[Qué se pide] Enumera todas las líneas de los registros que contienen la cadena "legend", copiándolas completas. Ten en cuenta las mayúsculas y minúsculas.

>>>>>

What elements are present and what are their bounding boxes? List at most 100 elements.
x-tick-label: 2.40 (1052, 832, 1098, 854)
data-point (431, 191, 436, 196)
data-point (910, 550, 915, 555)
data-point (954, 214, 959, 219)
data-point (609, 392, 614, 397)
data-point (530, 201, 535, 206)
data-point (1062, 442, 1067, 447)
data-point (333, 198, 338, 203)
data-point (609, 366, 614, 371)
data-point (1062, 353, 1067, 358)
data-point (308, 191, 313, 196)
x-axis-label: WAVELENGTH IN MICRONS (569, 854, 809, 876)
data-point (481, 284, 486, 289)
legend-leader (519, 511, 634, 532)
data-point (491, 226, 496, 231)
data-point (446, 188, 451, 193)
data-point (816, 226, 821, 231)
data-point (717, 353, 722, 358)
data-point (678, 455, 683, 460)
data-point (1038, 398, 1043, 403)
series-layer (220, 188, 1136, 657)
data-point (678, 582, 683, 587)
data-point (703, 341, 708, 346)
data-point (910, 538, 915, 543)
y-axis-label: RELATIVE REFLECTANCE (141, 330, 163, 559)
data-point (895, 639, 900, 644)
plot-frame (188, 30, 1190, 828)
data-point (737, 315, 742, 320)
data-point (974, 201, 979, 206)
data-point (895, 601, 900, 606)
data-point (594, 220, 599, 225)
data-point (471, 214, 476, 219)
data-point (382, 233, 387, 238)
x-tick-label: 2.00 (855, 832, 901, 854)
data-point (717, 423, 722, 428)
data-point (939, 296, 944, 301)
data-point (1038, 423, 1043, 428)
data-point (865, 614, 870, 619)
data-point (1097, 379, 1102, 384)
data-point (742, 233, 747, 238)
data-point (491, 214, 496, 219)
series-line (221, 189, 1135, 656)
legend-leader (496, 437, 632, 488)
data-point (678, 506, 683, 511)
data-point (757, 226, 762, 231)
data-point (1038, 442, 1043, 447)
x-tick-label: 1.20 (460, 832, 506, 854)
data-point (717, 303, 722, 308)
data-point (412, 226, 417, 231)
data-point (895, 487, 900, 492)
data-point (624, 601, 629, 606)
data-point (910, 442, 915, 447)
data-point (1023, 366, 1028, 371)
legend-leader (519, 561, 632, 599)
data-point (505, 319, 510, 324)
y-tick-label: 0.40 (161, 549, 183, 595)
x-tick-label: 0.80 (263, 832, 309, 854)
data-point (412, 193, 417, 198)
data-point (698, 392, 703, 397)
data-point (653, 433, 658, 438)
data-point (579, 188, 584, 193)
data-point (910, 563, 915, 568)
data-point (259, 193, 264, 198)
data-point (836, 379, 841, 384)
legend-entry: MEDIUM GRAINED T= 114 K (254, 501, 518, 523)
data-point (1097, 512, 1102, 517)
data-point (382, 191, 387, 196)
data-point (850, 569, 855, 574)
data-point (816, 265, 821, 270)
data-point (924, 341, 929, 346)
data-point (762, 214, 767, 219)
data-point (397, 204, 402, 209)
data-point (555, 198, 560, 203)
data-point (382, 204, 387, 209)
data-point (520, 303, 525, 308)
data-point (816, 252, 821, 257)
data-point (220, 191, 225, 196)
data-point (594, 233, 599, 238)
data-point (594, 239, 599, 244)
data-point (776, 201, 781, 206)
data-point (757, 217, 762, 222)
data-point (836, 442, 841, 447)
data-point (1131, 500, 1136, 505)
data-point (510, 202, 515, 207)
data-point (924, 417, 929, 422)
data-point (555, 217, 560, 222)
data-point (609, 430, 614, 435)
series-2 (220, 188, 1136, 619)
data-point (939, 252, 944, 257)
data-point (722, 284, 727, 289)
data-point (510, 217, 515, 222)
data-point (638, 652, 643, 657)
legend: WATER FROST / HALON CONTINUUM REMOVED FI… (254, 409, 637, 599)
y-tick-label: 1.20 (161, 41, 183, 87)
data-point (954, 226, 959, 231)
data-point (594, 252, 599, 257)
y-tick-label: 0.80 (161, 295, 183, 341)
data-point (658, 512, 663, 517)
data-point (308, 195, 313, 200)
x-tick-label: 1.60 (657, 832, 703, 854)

<<<<<

[Respuesta]
legend-leader (519, 511, 634, 532)
legend-leader (496, 437, 632, 488)
legend-leader (519, 561, 632, 599)
legend-entry: MEDIUM GRAINED T= 114 K (254, 501, 518, 523)
legend: WATER FROST / HALON CONTINUUM REMOVED FI… (254, 409, 637, 599)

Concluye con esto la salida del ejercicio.